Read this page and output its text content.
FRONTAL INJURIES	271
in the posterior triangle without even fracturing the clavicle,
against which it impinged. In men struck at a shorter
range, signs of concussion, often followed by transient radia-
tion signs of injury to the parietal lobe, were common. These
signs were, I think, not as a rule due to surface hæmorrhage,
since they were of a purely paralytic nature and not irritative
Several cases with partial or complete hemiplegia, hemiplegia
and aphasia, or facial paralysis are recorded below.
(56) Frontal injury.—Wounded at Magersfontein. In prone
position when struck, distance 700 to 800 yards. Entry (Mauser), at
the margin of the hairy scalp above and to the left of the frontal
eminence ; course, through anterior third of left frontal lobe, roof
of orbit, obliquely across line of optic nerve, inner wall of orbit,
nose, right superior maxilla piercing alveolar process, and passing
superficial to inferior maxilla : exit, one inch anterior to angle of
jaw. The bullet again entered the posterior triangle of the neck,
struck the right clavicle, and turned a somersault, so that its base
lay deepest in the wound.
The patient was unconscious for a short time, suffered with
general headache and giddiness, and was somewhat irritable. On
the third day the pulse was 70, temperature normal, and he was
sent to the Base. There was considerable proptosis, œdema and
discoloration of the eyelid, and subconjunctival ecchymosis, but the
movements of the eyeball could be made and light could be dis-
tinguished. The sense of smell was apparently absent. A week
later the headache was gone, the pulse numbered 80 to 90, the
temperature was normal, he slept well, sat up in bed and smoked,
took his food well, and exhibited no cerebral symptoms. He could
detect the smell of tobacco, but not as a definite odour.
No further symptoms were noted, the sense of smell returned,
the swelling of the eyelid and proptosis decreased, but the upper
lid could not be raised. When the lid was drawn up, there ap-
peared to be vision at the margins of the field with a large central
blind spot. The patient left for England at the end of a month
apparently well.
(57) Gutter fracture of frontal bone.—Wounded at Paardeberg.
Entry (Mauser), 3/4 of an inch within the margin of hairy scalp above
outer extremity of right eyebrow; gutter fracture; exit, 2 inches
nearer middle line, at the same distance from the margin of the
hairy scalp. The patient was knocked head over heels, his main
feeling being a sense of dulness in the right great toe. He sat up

▶ **Problem**
Each line must be given again exactly as written above.

▶ **The response**
Read this page and output its text content.
FRONTAL INJURIES	271
in the posterior triangle without even fracturing the clavicle,
against which it impinged. In men struck at a shorter
range, signs of concussion, often followed by transient radia-
tion signs of injury to the parietal lobe, were common. These
signs were, I think, not as a rule due to surface hæmorrhage,
since they were of a purely paralytic nature and not irritative
Several cases with partial or complete hemiplegia, hemiplegia
and aphasia, or facial paralysis are recorded below.
(56) Frontal injury.—Wounded at Magersfontein. In prone
position when struck, distance 700 to 800 yards. Entry (Mauser), at
the margin of the hairy scalp above and to the left of the frontal
eminence ; course, through anterior third of left frontal lobe, roof
of orbit, obliquely across line of optic nerve, inner wall of orbit,
nose, right superior maxilla piercing alveolar process, and passing
superficial to inferior maxilla : exit, one inch anterior to angle of
jaw. The bullet again entered the posterior triangle of the neck,
struck the right clavicle, and turned a somersault, so that its base
lay deepest in the wound.
The patient was unconscious for a short time, suffered with
general headache and giddiness, and was somewhat irritable. On
the third day the pulse was 70, temperature normal, and he was
sent to the Base. There was considerable proptosis, œdema and
discoloration of the eyelid, and subconjunctival ecchymosis, but the
movements of the eyeball could be made and light could be dis-
tinguished. The sense of smell was apparently absent. A week
later the headache was gone, the pulse numbered 80 to 90, the
temperature was normal, he slept well, sat up in bed and smoked,
took his food well, and exhibited no cerebral symptoms. He could
detect the smell of tobacco, but not as a definite odour.
No further symptoms were noted, the sense of smell returned,
the swelling of the eyelid and proptosis decreased, but the upper
lid could not be raised. When the lid was drawn up, there ap-
peared to be vision at the margins of the field with a large central
blind spot. The patient left for England at the end of a month
apparently well.
(57) Gutter fracture of frontal bone.—Wounded at Paardeberg.
Entry (Mauser), 3/4 of an inch within the margin of hairy scalp above
outer extremity of right eyebrow; gutter fracture; exit, 2 inches
nearer middle line, at the same distance from the margin of the
hairy scalp. The patient was knocked head over heels, his main
feeling being a sense of dulness in the right great toe. He sat up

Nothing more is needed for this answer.